Your goal: Word for word, restate every line of the material.

= = = = = = =

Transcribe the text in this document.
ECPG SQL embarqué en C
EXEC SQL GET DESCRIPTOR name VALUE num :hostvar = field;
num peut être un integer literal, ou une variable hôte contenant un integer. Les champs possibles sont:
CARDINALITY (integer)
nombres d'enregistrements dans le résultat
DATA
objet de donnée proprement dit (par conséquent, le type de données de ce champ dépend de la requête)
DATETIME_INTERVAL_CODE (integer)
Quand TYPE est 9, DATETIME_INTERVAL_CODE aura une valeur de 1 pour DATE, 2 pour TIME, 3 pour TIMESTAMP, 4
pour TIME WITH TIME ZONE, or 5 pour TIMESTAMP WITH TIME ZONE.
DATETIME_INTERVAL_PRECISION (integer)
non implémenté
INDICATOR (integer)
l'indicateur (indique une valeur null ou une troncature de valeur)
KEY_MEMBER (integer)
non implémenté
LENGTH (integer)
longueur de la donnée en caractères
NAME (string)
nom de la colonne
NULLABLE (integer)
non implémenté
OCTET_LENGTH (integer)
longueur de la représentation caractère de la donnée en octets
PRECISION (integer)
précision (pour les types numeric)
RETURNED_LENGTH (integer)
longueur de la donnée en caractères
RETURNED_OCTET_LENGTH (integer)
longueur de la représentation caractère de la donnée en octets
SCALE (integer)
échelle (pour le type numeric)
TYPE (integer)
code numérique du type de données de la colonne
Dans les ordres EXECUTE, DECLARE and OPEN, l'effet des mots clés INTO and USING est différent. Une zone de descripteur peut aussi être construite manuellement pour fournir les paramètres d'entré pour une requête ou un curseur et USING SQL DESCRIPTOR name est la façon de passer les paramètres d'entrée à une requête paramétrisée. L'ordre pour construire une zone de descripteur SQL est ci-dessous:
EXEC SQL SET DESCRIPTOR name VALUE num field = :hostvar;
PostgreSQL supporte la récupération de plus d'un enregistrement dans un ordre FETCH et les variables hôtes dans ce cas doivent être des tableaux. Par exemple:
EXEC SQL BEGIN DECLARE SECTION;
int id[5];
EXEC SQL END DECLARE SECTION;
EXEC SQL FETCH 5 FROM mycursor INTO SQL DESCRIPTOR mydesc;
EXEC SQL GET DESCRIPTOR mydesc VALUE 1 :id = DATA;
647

= = = = = = =

Reply:
Transcribe the text in this document.
ECPG SQL embarqué en C
EXEC SQL GET DESCRIPTOR name VALUE num :hostvar = field;
num peut être un integer literal, ou une variable hôte contenant un integer. Les champs possibles sont:
CARDINALITY (integer)
nombres d'enregistrements dans le résultat
DATA
objet de donnée proprement dit (par conséquent, le type de données de ce champ dépend de la requête)
DATETIME_INTERVAL_CODE (integer)
Quand TYPE est 9, DATETIME_INTERVAL_CODE aura une valeur de 1 pour DATE, 2 pour TIME, 3 pour TIMESTAMP, 4
pour TIME WITH TIME ZONE, or 5 pour TIMESTAMP WITH TIME ZONE.
DATETIME_INTERVAL_PRECISION (integer)
non implémenté
INDICATOR (integer)
l'indicateur (indique une valeur null ou une troncature de valeur)
KEY_MEMBER (integer)
non implémenté
LENGTH (integer)
longueur de la donnée en caractères
NAME (string)
nom de la colonne
NULLABLE (integer)
non implémenté
OCTET_LENGTH (integer)
longueur de la représentation caractère de la donnée en octets
PRECISION (integer)
précision (pour les types numeric)
RETURNED_LENGTH (integer)
longueur de la donnée en caractères
RETURNED_OCTET_LENGTH (integer)
longueur de la représentation caractère de la donnée en octets
SCALE (integer)
échelle (pour le type numeric)
TYPE (integer)
code numérique du type de données de la colonne
Dans les ordres EXECUTE, DECLARE and OPEN, l'effet des mots clés INTO and USING est différent. Une zone de descripteur peut aussi être construite manuellement pour fournir les paramètres d'entré pour une requête ou un curseur et USING SQL DESCRIPTOR name est la façon de passer les paramètres d'entrée à une requête paramétrisée. L'ordre pour construire une zone de descripteur SQL est ci-dessous:
EXEC SQL SET DESCRIPTOR name VALUE num field = :hostvar;
PostgreSQL supporte la récupération de plus d'un enregistrement dans un ordre FETCH et les variables hôtes dans ce cas doivent être des tableaux. Par exemple:
EXEC SQL BEGIN DECLARE SECTION;
int id[5];
EXEC SQL END DECLARE SECTION;
EXEC SQL FETCH 5 FROM mycursor INTO SQL DESCRIPTOR mydesc;
EXEC SQL GET DESCRIPTOR mydesc VALUE 1 :id = DATA;
647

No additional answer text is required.